Figure record listings
— BEGIN —

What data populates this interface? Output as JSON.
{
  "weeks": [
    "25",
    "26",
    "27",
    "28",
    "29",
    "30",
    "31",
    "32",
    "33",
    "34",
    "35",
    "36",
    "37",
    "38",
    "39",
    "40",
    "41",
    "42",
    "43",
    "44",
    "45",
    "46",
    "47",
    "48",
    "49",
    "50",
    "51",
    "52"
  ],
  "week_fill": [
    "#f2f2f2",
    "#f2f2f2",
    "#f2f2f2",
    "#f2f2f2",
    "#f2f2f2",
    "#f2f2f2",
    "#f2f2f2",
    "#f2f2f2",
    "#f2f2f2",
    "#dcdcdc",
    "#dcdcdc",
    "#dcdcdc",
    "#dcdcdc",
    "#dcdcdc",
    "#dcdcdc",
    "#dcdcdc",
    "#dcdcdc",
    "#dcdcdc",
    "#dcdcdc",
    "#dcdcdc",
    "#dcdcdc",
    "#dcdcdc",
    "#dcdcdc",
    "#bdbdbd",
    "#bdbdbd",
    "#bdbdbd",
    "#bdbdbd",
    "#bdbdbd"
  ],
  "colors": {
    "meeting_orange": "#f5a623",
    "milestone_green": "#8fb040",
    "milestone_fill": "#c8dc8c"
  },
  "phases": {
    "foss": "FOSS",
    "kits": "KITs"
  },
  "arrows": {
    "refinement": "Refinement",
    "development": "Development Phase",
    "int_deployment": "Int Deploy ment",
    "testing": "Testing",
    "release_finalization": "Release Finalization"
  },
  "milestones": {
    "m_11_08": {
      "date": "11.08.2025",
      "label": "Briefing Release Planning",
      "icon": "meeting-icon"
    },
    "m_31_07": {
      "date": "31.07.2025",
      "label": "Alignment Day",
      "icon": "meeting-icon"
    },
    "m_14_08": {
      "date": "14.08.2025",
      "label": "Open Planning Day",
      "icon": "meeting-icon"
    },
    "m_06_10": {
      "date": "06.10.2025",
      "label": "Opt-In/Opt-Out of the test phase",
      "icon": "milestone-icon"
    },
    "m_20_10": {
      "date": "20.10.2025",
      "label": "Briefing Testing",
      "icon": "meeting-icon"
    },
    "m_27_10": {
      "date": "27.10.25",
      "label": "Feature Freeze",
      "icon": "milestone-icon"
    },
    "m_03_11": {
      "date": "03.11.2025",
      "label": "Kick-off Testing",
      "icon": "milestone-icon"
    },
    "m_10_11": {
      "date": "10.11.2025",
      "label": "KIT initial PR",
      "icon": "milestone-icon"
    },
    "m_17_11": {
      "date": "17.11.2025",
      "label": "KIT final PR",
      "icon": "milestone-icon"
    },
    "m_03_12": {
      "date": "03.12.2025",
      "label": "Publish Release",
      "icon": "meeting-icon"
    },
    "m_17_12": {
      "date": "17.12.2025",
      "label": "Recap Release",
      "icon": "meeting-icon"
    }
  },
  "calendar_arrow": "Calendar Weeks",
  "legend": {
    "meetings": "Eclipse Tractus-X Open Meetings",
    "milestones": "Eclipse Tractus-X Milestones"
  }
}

— END —

SHORT PROBLEM
Give the records above again, word for word.

COMPLETE RESPONSE
What data populates this interface? Output as JSON.
{
  "weeks": [
    "25",
    "26",
    "27",
    "28",
    "29",
    "30",
    "31",
    "32",
    "33",
    "34",
    "35",
    "36",
    "37",
    "38",
    "39",
    "40",
    "41",
    "42",
    "43",
    "44",
    "45",
    "46",
    "47",
    "48",
    "49",
    "50",
    "51",
    "52"
  ],
  "week_fill": [
    "#f2f2f2",
    "#f2f2f2",
    "#f2f2f2",
    "#f2f2f2",
    "#f2f2f2",
    "#f2f2f2",
    "#f2f2f2",
    "#f2f2f2",
    "#f2f2f2",
    "#dcdcdc",
    "#dcdcdc",
    "#dcdcdc",
    "#dcdcdc",
    "#dcdcdc",
    "#dcdcdc",
    "#dcdcdc",
    "#dcdcdc",
    "#dcdcdc",
    "#dcdcdc",
    "#dcdcdc",
    "#dcdcdc",
    "#dcdcdc",
    "#dcdcdc",
    "#bdbdbd",
    "#bdbdbd",
    "#bdbdbd",
    "#bdbdbd",
    "#bdbdbd"
  ],
  "colors": {
    "meeting_orange": "#f5a623",
    "milestone_green": "#8fb040",
    "milestone_fill": "#c8dc8c"
  },
  "phases": {
    "foss": "FOSS",
    "kits": "KITs"
  },
  "arrows": {
    "refinement": "Refinement",
    "development": "Development Phase",
    "int_deployment": "Int Deploy ment",
    "testing": "Testing",
    "release_finalization": "Release Finalization"
  },
  "milestones": {
    "m_11_08": {
      "date": "11.08.2025",
      "label": "Briefing Release Planning",
      "icon": "meeting-icon"
    },
    "m_31_07": {
      "date": "31.07.2025",
      "label": "Alignment Day",
      "icon": "meeting-icon"
    },
    "m_14_08": {
      "date": "14.08.2025",
      "label": "Open Planning Day",
      "icon": "meeting-icon"
    },
    "m_06_10": {
      "date": "06.10.2025",
      "label": "Opt-In/Opt-Out of the test phase",
      "icon": "milestone-icon"
    },
    "m_20_10": {
      "date": "20.10.2025",
      "label": "Briefing Testing",
      "icon": "meeting-icon"
    },
    "m_27_10": {
      "date": "27.10.25",
      "label": "Feature Freeze",
      "icon": "milestone-icon"
    },
    "m_03_11": {
      "date": "03.11.2025",
      "label": "Kick-off Testing",
      "icon": "milestone-icon"
    },
    "m_10_11": {
      "date": "10.11.2025",
      "label": "KIT initial PR",
      "icon": "milestone-icon"
    },
    "m_17_11": {
      "date": "17.11.2025",
      "label": "KIT final PR",
      "icon": "milestone-icon"
    },
    "m_03_12": {
      "date": "03.12.2025",
      "label": "Publish Release",
      "icon": "meeting-icon"
    },
    "m_17_12": {
      "date": "17.12.2025",
      "label": "Recap Release",
      "icon": "meeting-icon"
    }
  },
  "calendar_arrow": "Calendar Weeks",
  "legend": {
    "meetings": "Eclipse Tractus-X Open Meetings",
    "milestones": "Eclipse Tractus-X Milestones"
  }
}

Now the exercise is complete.